Are you able to retype all the records below exactly?

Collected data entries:
● ● ● ● ●

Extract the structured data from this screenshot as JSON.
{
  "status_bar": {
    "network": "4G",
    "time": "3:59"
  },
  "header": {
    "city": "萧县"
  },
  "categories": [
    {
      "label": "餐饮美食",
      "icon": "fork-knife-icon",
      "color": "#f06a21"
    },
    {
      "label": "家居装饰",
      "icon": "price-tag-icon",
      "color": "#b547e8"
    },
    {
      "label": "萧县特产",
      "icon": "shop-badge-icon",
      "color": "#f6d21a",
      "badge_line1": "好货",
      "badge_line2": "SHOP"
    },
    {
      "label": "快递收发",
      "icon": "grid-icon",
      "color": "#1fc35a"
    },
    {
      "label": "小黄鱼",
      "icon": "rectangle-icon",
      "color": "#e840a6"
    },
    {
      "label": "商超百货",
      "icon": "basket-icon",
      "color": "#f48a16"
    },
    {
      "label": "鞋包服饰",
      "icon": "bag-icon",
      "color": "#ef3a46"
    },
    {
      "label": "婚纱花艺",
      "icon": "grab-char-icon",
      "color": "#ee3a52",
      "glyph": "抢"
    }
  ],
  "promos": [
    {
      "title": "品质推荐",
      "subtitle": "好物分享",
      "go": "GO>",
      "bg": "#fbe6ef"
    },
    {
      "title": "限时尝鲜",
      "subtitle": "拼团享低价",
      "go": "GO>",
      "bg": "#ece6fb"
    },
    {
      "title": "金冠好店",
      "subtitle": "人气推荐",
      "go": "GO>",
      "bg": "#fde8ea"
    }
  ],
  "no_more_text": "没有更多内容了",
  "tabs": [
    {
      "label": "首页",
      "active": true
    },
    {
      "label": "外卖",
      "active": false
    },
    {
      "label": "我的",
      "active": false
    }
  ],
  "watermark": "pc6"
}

● ● ● ● ●

The response:
Extract the structured data from this screenshot as JSON.
{
  "status_bar": {
    "network": "4G",
    "time": "3:59"
  },
  "header": {
    "city": "萧县"
  },
  "categories": [
    {
      "label": "餐饮美食",
      "icon": "fork-knife-icon",
      "color": "#f06a21"
    },
    {
      "label": "家居装饰",
      "icon": "price-tag-icon",
      "color": "#b547e8"
    },
    {
      "label": "萧县特产",
      "icon": "shop-badge-icon",
      "color": "#f6d21a",
      "badge_line1": "好货",
      "badge_line2": "SHOP"
    },
    {
      "label": "快递收发",
      "icon": "grid-icon",
      "color": "#1fc35a"
    },
    {
      "label": "小黄鱼",
      "icon": "rectangle-icon",
      "color": "#e840a6"
    },
    {
      "label": "商超百货",
      "icon": "basket-icon",
      "color": "#f48a16"
    },
    {
      "label": "鞋包服饰",
      "icon": "bag-icon",
      "color": "#ef3a46"
    },
    {
      "label": "婚纱花艺",
      "icon": "grab-char-icon",
      "color": "#ee3a52",
      "glyph": "抢"
    }
  ],
  "promos": [
    {
      "title": "品质推荐",
      "subtitle": "好物分享",
      "go": "GO>",
      "bg": "#fbe6ef"
    },
    {
      "title": "限时尝鲜",
      "subtitle": "拼团享低价",
      "go": "GO>",
      "bg": "#ece6fb"
    },
    {
      "title": "金冠好店",
      "subtitle": "人气推荐",
      "go": "GO>",
      "bg": "#fde8ea"
    }
  ],
  "no_more_text": "没有更多内容了",
  "tabs": [
    {
      "label": "首页",
      "active": true
    },
    {
      "label": "外卖",
      "active": false
    },
    {
      "label": "我的",
      "active": false
    }
  ],
  "watermark": "pc6"
}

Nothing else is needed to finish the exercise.